**Excerpted passage**
Behind it is the  Hall of Union. Square in shape and with a pyramidal roof, the 25 Imperial seals of the Qing Dynasty, as well as other ceremonial items, were stored here. The third hall is the Palace of Earthly Tranquility, the emperors’ wedding room. This double-eaved building is 9 bays wide and 3 bays deep.

Exhibit Hall of Textiles and Apparel

Besides the 3 main buildings are the 6 eastern palaces and 6 western palaces, where the emperor used to handle everyday affairs, and which was the living quarters of the emperor, empresses and concubines. Those palaces have been converted into exhibition halls, where a spectacular set of imperial collections is displayed. The Exhibit Hall of Textiles and Apparel, reflecting the nomadic heritage of the rulers, showcases stately court robes plus the emperor’s accouterments.

**Source material**

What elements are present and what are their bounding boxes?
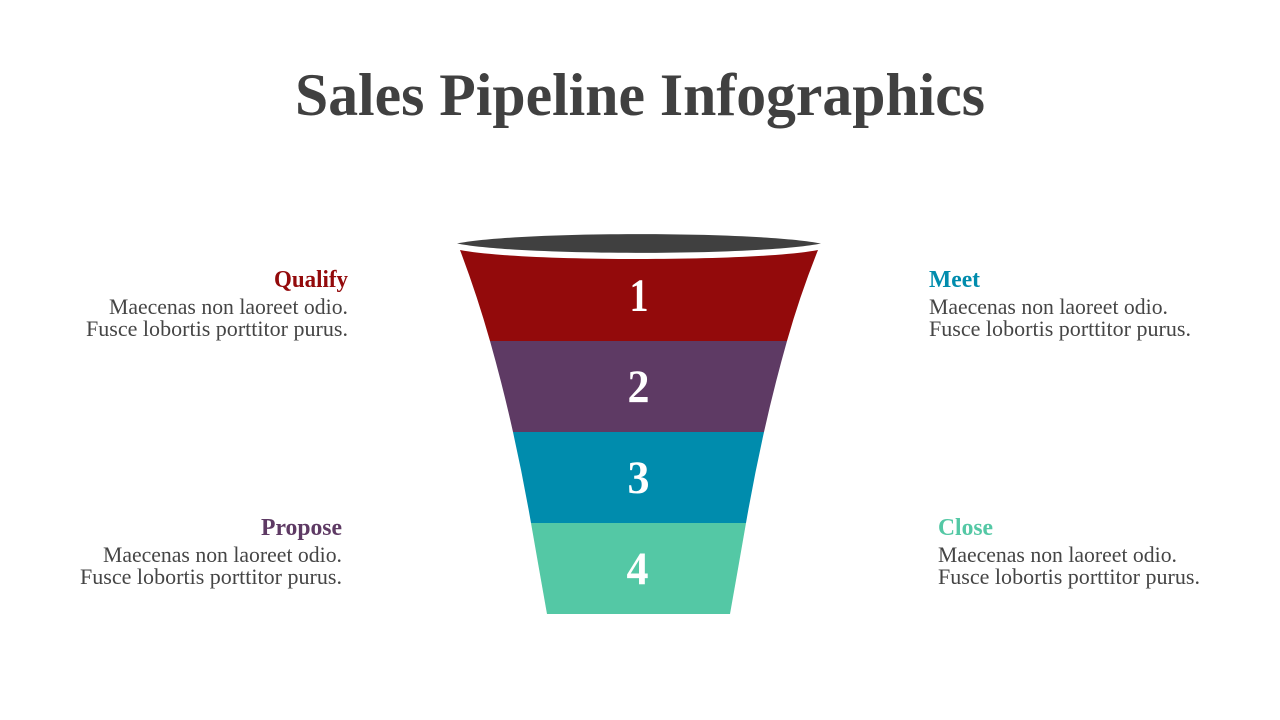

**Given problem A**
Answer these from the passage on the palace halls above, marking each answer (i), (ii), (iii):
(i) What was kept in the Hall of Union?
(ii) How many bays wide and how many bays deep is the Palace of Earthly Tranquility?
(iii) What does the Exhibit Hall of Textiles and Apparel put on display?
**Given problem B**
Pick up the passage on the palace halls after its last sentence and keep writing.

**Expected answer A**
(i) The 25 Imperial seals of the Qing Dynasty, along with other ceremonial items.
(ii) It is 9 bays wide and 3 bays deep.
(iii) Stately court robes plus the emperor's accouterments.

**Expected answer B**
Imperial Garden

Behind these 3 halls lies the relatively small and compact 1,2,000 sq. m. Imperial Garden (Yu HuaYuan), he private garden of the imperial family (used exclusively by the imperial family to sip tea, play chess, meditate and generally relax) and the last part of the Forbidden City. The garden was built in 1417 during the Ming Dynasty. The most typical imperial garden in China, it is an aesthetic change from the crimson and gray building complex to a colorful and luxuriant atmosphere. The garden contains several elaborate landscaping features.

Hall of Imperial Peace

Within the garden, there are about 20 structures in different styles. It is interesting how the manmade structures maintain harmony with trees, rockeries, flowerbeds and bronze incense burners in this relatively small space.  The Hall of Imperial Peace (Qin’AnDian), first built in the 15th century, is the main structure in the Imperial Garden and the only one on the central axis – it stands in the center of the garden, encircled by a rectangular wall.  In each of the four corners of the Imperial Garden there is a pavilion, symbolizing the four seasons. The Pavilion of Myriad Springs is the most famous and lies in the south east corner of the garden. It was built in 1535 and restored during the Qing Dynasty.

Pavilion of Myriad Springs

To the north of the garden is the Gate of Divine Might, the north gate of the palace (we exited here). On the left side of the Inner Court is the Mental Cultivation Hall (Yangxindian), the most important building except for the Hall of Supreme Harmony. From the time of the third emperor, Yongzhen, all the Qing emperors, 8 in total resided in this hall.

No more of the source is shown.